## [What you are asked to do]
Reproduce each of the following lines word for word.

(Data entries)
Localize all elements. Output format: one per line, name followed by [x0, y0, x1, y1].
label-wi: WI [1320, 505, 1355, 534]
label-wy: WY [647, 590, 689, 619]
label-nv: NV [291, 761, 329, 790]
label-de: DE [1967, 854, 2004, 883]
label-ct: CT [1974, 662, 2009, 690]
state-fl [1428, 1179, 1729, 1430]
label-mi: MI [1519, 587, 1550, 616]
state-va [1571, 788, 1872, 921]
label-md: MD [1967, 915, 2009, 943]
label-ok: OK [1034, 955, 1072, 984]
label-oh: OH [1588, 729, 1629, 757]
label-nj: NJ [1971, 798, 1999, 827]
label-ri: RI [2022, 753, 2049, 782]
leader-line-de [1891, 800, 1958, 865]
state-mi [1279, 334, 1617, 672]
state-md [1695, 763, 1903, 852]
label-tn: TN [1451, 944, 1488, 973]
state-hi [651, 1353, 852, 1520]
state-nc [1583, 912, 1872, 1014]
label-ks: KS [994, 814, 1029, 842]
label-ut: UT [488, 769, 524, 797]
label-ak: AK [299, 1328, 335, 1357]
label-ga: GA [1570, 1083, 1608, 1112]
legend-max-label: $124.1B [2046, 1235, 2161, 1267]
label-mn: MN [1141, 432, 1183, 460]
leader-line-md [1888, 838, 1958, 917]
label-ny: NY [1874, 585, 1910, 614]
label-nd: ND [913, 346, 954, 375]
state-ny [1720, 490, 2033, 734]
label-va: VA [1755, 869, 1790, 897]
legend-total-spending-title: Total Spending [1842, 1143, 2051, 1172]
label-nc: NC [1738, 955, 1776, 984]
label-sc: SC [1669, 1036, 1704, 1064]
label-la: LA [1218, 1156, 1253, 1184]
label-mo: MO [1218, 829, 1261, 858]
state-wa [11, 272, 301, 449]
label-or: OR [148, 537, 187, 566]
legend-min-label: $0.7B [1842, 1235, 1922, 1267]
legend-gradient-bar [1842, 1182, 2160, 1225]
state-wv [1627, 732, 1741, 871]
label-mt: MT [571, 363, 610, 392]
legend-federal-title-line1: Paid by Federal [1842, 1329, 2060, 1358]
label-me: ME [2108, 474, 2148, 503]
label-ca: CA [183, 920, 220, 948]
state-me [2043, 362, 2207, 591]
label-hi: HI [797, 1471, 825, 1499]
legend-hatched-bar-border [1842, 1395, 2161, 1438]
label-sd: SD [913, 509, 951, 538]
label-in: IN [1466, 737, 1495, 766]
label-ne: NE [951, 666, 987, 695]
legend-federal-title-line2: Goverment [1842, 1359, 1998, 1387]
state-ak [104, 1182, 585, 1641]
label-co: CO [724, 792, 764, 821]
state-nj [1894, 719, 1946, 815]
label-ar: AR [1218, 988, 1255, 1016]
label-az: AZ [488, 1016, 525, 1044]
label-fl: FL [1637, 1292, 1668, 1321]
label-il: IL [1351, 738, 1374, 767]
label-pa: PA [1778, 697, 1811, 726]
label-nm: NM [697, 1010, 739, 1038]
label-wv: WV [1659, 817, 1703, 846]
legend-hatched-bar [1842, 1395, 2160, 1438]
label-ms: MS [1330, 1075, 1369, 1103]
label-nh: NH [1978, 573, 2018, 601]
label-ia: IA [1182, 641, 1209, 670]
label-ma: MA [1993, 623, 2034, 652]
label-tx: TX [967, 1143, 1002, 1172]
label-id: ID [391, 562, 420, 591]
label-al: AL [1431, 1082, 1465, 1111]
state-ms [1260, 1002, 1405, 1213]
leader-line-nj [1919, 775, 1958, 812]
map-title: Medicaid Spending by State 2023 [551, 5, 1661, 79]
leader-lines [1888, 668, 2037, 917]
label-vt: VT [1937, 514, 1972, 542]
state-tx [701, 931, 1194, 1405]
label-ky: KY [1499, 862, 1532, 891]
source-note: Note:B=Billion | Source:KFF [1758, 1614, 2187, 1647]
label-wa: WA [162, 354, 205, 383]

## [The reply]
Localize all elements. Output format: one per line, name followed by [x0, y0, x1, y1].
label-wi: WI [1320, 505, 1355, 534]
label-wy: WY [647, 590, 689, 619]
label-nv: NV [291, 761, 329, 790]
label-de: DE [1967, 854, 2004, 883]
label-ct: CT [1974, 662, 2009, 690]
state-fl [1428, 1179, 1729, 1430]
label-mi: MI [1519, 587, 1550, 616]
state-va [1571, 788, 1872, 921]
label-md: MD [1967, 915, 2009, 943]
label-ok: OK [1034, 955, 1072, 984]
label-oh: OH [1588, 729, 1629, 757]
label-nj: NJ [1971, 798, 1999, 827]
label-ri: RI [2022, 753, 2049, 782]
leader-line-de [1891, 800, 1958, 865]
state-mi [1279, 334, 1617, 672]
state-md [1695, 763, 1903, 852]
label-tn: TN [1451, 944, 1488, 973]
state-hi [651, 1353, 852, 1520]
state-nc [1583, 912, 1872, 1014]
label-ks: KS [994, 814, 1029, 842]
label-ut: UT [488, 769, 524, 797]
label-ak: AK [299, 1328, 335, 1357]
label-ga: GA [1570, 1083, 1608, 1112]
legend-max-label: $124.1B [2046, 1235, 2161, 1267]
label-mn: MN [1141, 432, 1183, 460]
leader-line-md [1888, 838, 1958, 917]
label-ny: NY [1874, 585, 1910, 614]
label-nd: ND [913, 346, 954, 375]
state-ny [1720, 490, 2033, 734]
label-va: VA [1755, 869, 1790, 897]
legend-total-spending-title: Total Spending [1842, 1143, 2051, 1172]
label-nc: NC [1738, 955, 1776, 984]
label-sc: SC [1669, 1036, 1704, 1064]
label-la: LA [1218, 1156, 1253, 1184]
label-mo: MO [1218, 829, 1261, 858]
state-wa [11, 272, 301, 449]
label-or: OR [148, 537, 187, 566]
legend-min-label: $0.7B [1842, 1235, 1922, 1267]
legend-gradient-bar [1842, 1182, 2160, 1225]
state-wv [1627, 732, 1741, 871]
label-mt: MT [571, 363, 610, 392]
legend-federal-title-line1: Paid by Federal [1842, 1329, 2060, 1358]
label-me: ME [2108, 474, 2148, 503]
label-ca: CA [183, 920, 220, 948]
state-me [2043, 362, 2207, 591]
label-hi: HI [797, 1471, 825, 1499]
legend-hatched-bar-border [1842, 1395, 2161, 1438]
label-sd: SD [913, 509, 951, 538]
label-in: IN [1466, 737, 1495, 766]
label-ne: NE [951, 666, 987, 695]
legend-federal-title-line2: Goverment [1842, 1359, 1998, 1387]
state-ak [104, 1182, 585, 1641]
label-co: CO [724, 792, 764, 821]
state-nj [1894, 719, 1946, 815]
label-ar: AR [1218, 988, 1255, 1016]
label-az: AZ [488, 1016, 525, 1044]
label-fl: FL [1637, 1292, 1668, 1321]
label-il: IL [1351, 738, 1374, 767]
label-pa: PA [1778, 697, 1811, 726]
label-nm: NM [697, 1010, 739, 1038]
label-wv: WV [1659, 817, 1703, 846]
legend-hatched-bar [1842, 1395, 2160, 1438]
label-ms: MS [1330, 1075, 1369, 1103]
label-nh: NH [1978, 573, 2018, 601]
label-ia: IA [1182, 641, 1209, 670]
label-ma: MA [1993, 623, 2034, 652]
label-tx: TX [967, 1143, 1002, 1172]
label-id: ID [391, 562, 420, 591]
label-al: AL [1431, 1082, 1465, 1111]
state-ms [1260, 1002, 1405, 1213]
leader-line-nj [1919, 775, 1958, 812]
map-title: Medicaid Spending by State 2023 [551, 5, 1661, 79]
leader-lines [1888, 668, 2037, 917]
label-vt: VT [1937, 514, 1972, 542]
state-tx [701, 931, 1194, 1405]
label-ky: KY [1499, 862, 1532, 891]
source-note: Note:B=Billion | Source:KFF [1758, 1614, 2187, 1647]
label-wa: WA [162, 354, 205, 383]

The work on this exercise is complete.